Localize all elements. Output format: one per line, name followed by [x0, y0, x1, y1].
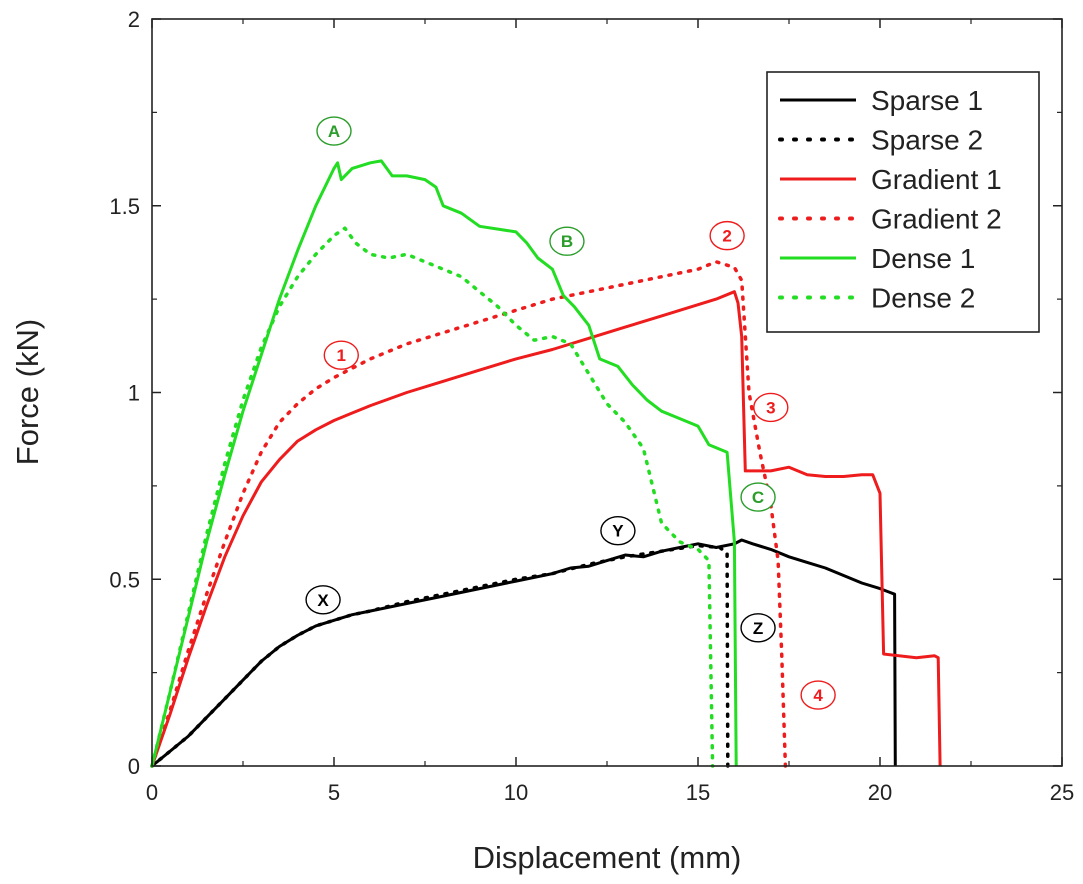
legend-label-sparse-2: Sparse 2 — [871, 125, 983, 156]
annotation-y: Y — [600, 515, 636, 546]
x-tick-label: 5 — [328, 780, 340, 805]
annotation-z: Z — [740, 613, 776, 643]
annotation-label: C — [752, 488, 764, 507]
annotation-label: X — [317, 591, 329, 610]
x-tick-label: 10 — [504, 780, 528, 805]
legend-label-dense-2: Dense 2 — [871, 283, 975, 314]
annotation-circle — [316, 116, 352, 146]
y-tick-label: 0.5 — [109, 567, 140, 592]
series-line-gradient-2 — [150, 260, 788, 768]
x-tick-label: 20 — [868, 780, 892, 805]
annotation-circle — [740, 613, 776, 643]
x-tick-label: 25 — [1050, 780, 1074, 805]
series-line-dense-1 — [150, 159, 738, 767]
annotation-circle — [305, 585, 341, 615]
series-line-gradient-1 — [150, 290, 942, 767]
annotation-circle — [323, 340, 359, 370]
annotation-label: A — [328, 122, 340, 141]
annotation-circle — [549, 226, 585, 256]
x-axis-title: Displacement (mm) — [473, 840, 742, 875]
annotation-4: 4 — [800, 680, 836, 710]
annotation-circle — [740, 482, 776, 512]
y-tick-label: 1.5 — [109, 194, 140, 219]
annotation-label: Z — [753, 619, 763, 638]
annotation-2: 2 — [709, 220, 745, 251]
legend: Sparse 1 Sparse 2 Gradient 1 Gradient 2 Dens… — [766, 71, 1040, 333]
annotation-c: C — [740, 482, 776, 512]
annotation-label: Y — [612, 522, 624, 541]
legend-box — [766, 71, 1040, 333]
annotation-circle — [600, 515, 636, 546]
legend-label-gradient-1: Gradient 1 — [871, 164, 1002, 195]
annotation-a: A — [316, 116, 352, 146]
y-tick-label: 2 — [128, 7, 140, 32]
annotation-3: 3 — [753, 392, 789, 423]
annotation-circle — [709, 220, 745, 251]
y-tick-label: 1 — [128, 381, 140, 406]
annotation-circle — [753, 392, 789, 423]
series-line-sparse-1 — [151, 538, 897, 768]
annotation-label: 4 — [813, 686, 823, 705]
series-line-sparse-2 — [150, 543, 730, 768]
annotation-label: B — [561, 232, 573, 251]
legend-label-dense-1: Dense 1 — [871, 243, 975, 274]
annotation-label: 2 — [722, 227, 731, 246]
series-line-dense-2 — [150, 226, 715, 768]
annotation-label: 3 — [766, 398, 775, 417]
x-tick-label: 15 — [686, 780, 710, 805]
x-tick-label: 0 — [146, 780, 158, 805]
y-tick-label: 0 — [128, 754, 140, 779]
annotation-b: B — [549, 226, 585, 256]
annotation-circle — [800, 680, 836, 710]
legend-label-sparse-1: Sparse 1 — [871, 85, 983, 116]
legend-label-gradient-2: Gradient 2 — [871, 204, 1002, 235]
annotation-1: 1 — [323, 340, 359, 370]
plot-frame — [151, 18, 1063, 767]
y-axis-title: Force (kN) — [10, 319, 45, 465]
annotation-label: 1 — [337, 346, 346, 365]
annotation-x: X — [305, 585, 341, 615]
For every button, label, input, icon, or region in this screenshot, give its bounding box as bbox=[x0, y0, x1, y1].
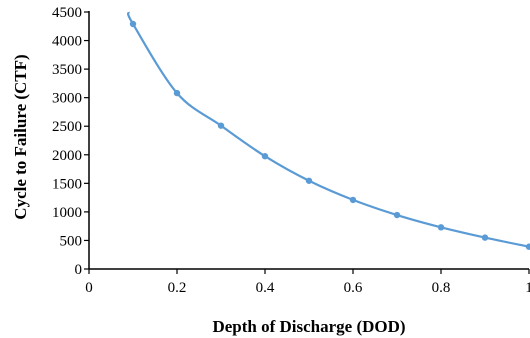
x-tick-label: 0.4 bbox=[256, 280, 275, 296]
x-tick-label: 0.8 bbox=[432, 280, 451, 296]
data-point bbox=[129, 20, 137, 28]
data-point bbox=[261, 153, 269, 160]
y-tick-label: 3500 bbox=[52, 62, 82, 78]
y-tick-label: 4500 bbox=[52, 5, 82, 21]
y-tick-label: 500 bbox=[60, 233, 83, 249]
data-point bbox=[305, 177, 313, 184]
y-tick-label: 2000 bbox=[52, 148, 82, 164]
x-tick-label: 0 bbox=[85, 280, 93, 296]
y-tick-label: 4000 bbox=[52, 34, 82, 50]
y-tick-label: 1000 bbox=[52, 205, 82, 221]
y-tick-label: 2500 bbox=[52, 119, 82, 135]
y-tick-label: 1500 bbox=[52, 176, 82, 192]
axes: 0 500 1000 1500 2000 2500 3000 3500 4000 4500 0 0.2… bbox=[52, 5, 530, 296]
axis-labels: Depth of Discharge (DOD) Cycle to Failur… bbox=[11, 54, 406, 336]
data-point bbox=[437, 224, 445, 231]
data-point bbox=[173, 89, 181, 97]
x-tick-label: 0.2 bbox=[168, 280, 187, 296]
data-point bbox=[217, 122, 225, 129]
x-tick-label: 0.6 bbox=[344, 280, 363, 296]
data-point bbox=[349, 196, 357, 204]
data-point bbox=[481, 234, 489, 241]
series-line bbox=[126, 11, 530, 248]
x-tick-label: 1 bbox=[525, 280, 530, 296]
y-axis-title: Cycle to Failure (CTF) bbox=[11, 54, 30, 219]
y-tick-label: 3000 bbox=[52, 91, 82, 107]
x-axis-title: Depth of Discharge (DOD) bbox=[212, 317, 405, 336]
data-point bbox=[525, 243, 530, 250]
plot-area bbox=[126, 11, 530, 250]
y-tick-label: 0 bbox=[75, 262, 83, 278]
data-point bbox=[393, 211, 401, 219]
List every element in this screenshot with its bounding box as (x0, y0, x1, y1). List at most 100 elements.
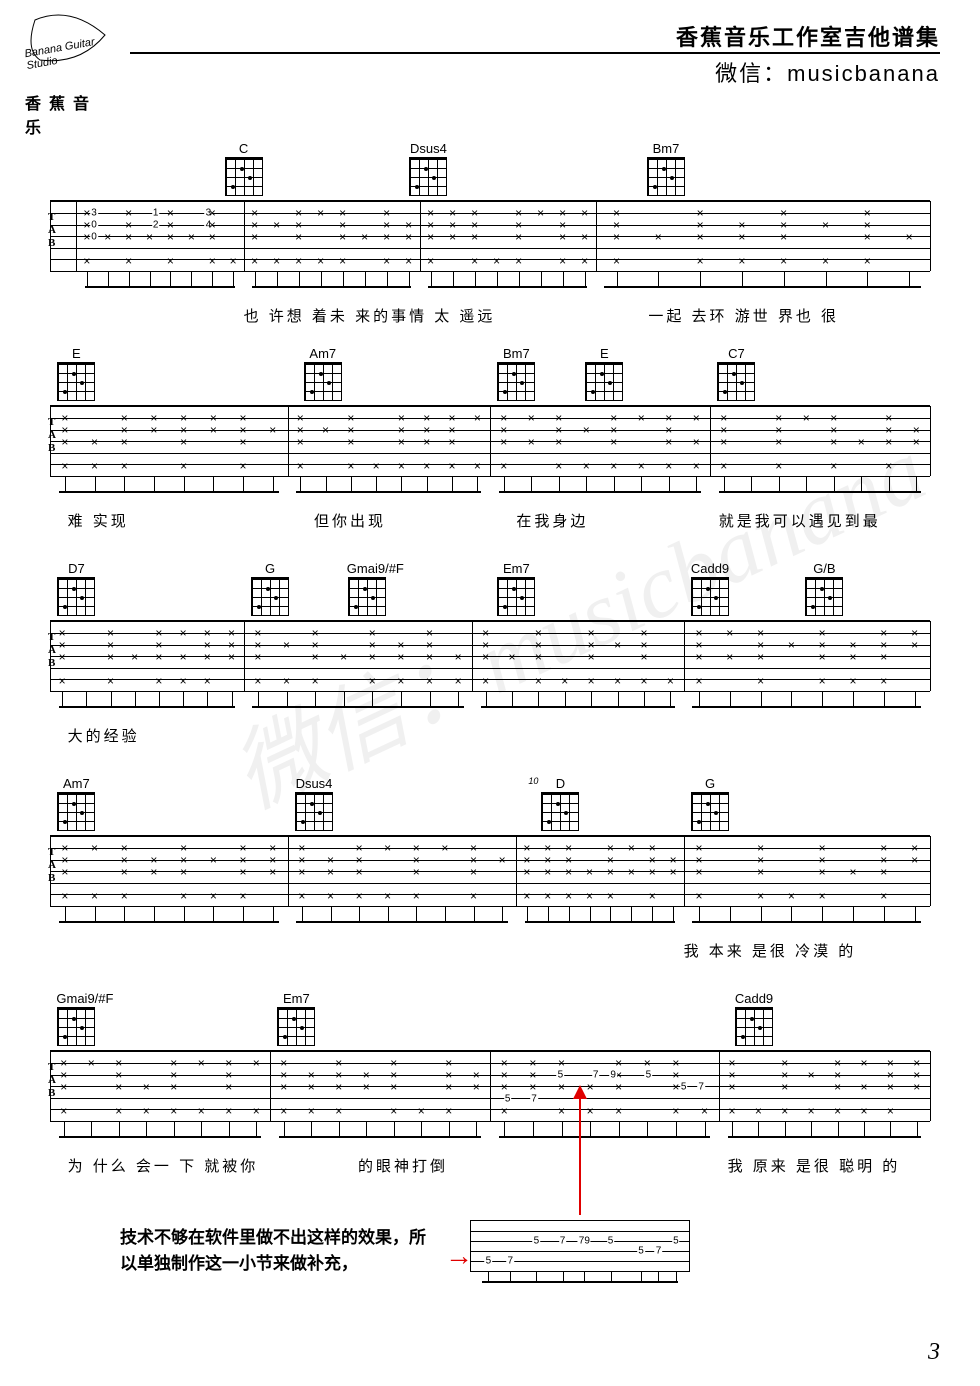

────────

Rewrite all of the material with "screenshot" replaced by "image" and everything else left the same, leaving the pictures out.

> _Written answer_:
Localize all elements. Output format: one per line, name followed by [x0, y0, x1, y1].
legend-label-sparse-2: Sparse 2 — [871, 125, 983, 156]
annotation-y: Y — [600, 515, 636, 546]
x-tick-label: 5 — [328, 780, 340, 805]
annotation-z: Z — [740, 613, 776, 643]
annotation-label: C — [752, 488, 764, 507]
annotation-label: X — [317, 591, 329, 610]
x-tick-label: 10 — [504, 780, 528, 805]
legend-label-dense-2: Dense 2 — [871, 283, 975, 314]
annotation-circle — [316, 116, 352, 146]
y-tick-label: 0.5 — [109, 567, 140, 592]
series-line-gradient-2 — [150, 260, 788, 768]
x-tick-label: 20 — [868, 780, 892, 805]
annotation-circle — [740, 613, 776, 643]
x-tick-label: 25 — [1050, 780, 1074, 805]
series-line-dense-1 — [150, 159, 738, 767]
annotation-circle — [305, 585, 341, 615]
series-line-gradient-1 — [150, 290, 942, 767]
annotation-circle — [323, 340, 359, 370]
annotation-label: A — [328, 122, 340, 141]
annotation-circle — [549, 226, 585, 256]
x-axis-title: Displacement (mm) — [473, 840, 742, 875]
annotation-4: 4 — [800, 680, 836, 710]
annotation-circle — [740, 482, 776, 512]
y-tick-label: 1.5 — [109, 194, 140, 219]
annotation-label: Z — [753, 619, 763, 638]
annotation-2: 2 — [709, 220, 745, 251]
legend: Sparse 1 Sparse 2 Gradient 1 Gradient 2 Dens… — [766, 71, 1040, 333]
annotation-c: C — [740, 482, 776, 512]
annotation-label: Y — [612, 522, 624, 541]
legend-box — [766, 71, 1040, 333]
annotation-circle — [600, 515, 636, 546]
legend-label-gradient-1: Gradient 1 — [871, 164, 1002, 195]
annotation-a: A — [316, 116, 352, 146]
y-tick-label: 2 — [128, 7, 140, 32]
annotation-3: 3 — [753, 392, 789, 423]
annotation-circle — [709, 220, 745, 251]
y-tick-label: 1 — [128, 381, 140, 406]
annotation-circle — [753, 392, 789, 423]
series-line-sparse-1 — [151, 538, 897, 768]
annotation-label: 4 — [813, 686, 823, 705]
series-line-sparse-2 — [150, 543, 730, 768]
annotation-label: B — [561, 232, 573, 251]
legend-label-dense-1: Dense 1 — [871, 243, 975, 274]
annotation-label: 2 — [722, 227, 731, 246]
series-line-dense-2 — [150, 226, 715, 768]
annotation-label: 3 — [766, 398, 775, 417]
x-tick-label: 15 — [686, 780, 710, 805]
x-tick-label: 0 — [146, 780, 158, 805]
y-tick-label: 0 — [128, 754, 140, 779]
annotation-b: B — [549, 226, 585, 256]
annotation-circle — [800, 680, 836, 710]
legend-label-sparse-1: Sparse 1 — [871, 85, 983, 116]
legend-label-gradient-2: Gradient 2 — [871, 204, 1002, 235]
annotation-1: 1 — [323, 340, 359, 370]
plot-frame — [151, 18, 1063, 767]
y-axis-title: Force (kN) — [10, 319, 45, 465]
annotation-label: 1 — [337, 346, 346, 365]
annotation-x: X — [305, 585, 341, 615]
For every button, label, input, icon, or region in this image, give its bounding box as bbox=[x0, y0, x1, y1].
x-tick-label: 0.4 bbox=[256, 280, 275, 296]
x-tick-label: 0.8 bbox=[432, 280, 451, 296]
data-point bbox=[129, 20, 137, 28]
data-point bbox=[261, 153, 269, 160]
y-tick-label: 3500 bbox=[52, 62, 82, 78]
y-tick-label: 4500 bbox=[52, 5, 82, 21]
y-tick-label: 500 bbox=[60, 233, 83, 249]
data-point bbox=[305, 177, 313, 184]
y-tick-label: 2000 bbox=[52, 148, 82, 164]
x-tick-label: 0 bbox=[85, 280, 93, 296]
y-tick-label: 4000 bbox=[52, 34, 82, 50]
y-tick-label: 1000 bbox=[52, 205, 82, 221]
y-tick-label: 2500 bbox=[52, 119, 82, 135]
y-tick-label: 1500 bbox=[52, 176, 82, 192]
axes: 0 500 1000 1500 2000 2500 3000 3500 4000 4500 0 0.2… bbox=[52, 5, 530, 296]
axis-labels: Depth of Discharge (DOD) Cycle to Failur… bbox=[11, 54, 406, 336]
data-point bbox=[437, 224, 445, 231]
data-point bbox=[173, 89, 181, 97]
x-tick-label: 0.2 bbox=[168, 280, 187, 296]
data-point bbox=[217, 122, 225, 129]
x-tick-label: 0.6 bbox=[344, 280, 363, 296]
data-point bbox=[349, 196, 357, 204]
data-point bbox=[481, 234, 489, 241]
series-line bbox=[126, 11, 530, 248]
x-tick-label: 1 bbox=[525, 280, 530, 296]
y-axis-title: Cycle to Failure (CTF) bbox=[11, 54, 30, 219]
y-tick-label: 3000 bbox=[52, 91, 82, 107]
x-axis-title: Depth of Discharge (DOD) bbox=[212, 317, 405, 336]
data-point bbox=[525, 243, 530, 250]
plot-area bbox=[126, 11, 530, 250]
y-tick-label: 0 bbox=[75, 262, 83, 278]
data-point bbox=[393, 211, 401, 219]
List every element in this image with its bounding box as (x0, y0, x1, y1). List at most 100 elements.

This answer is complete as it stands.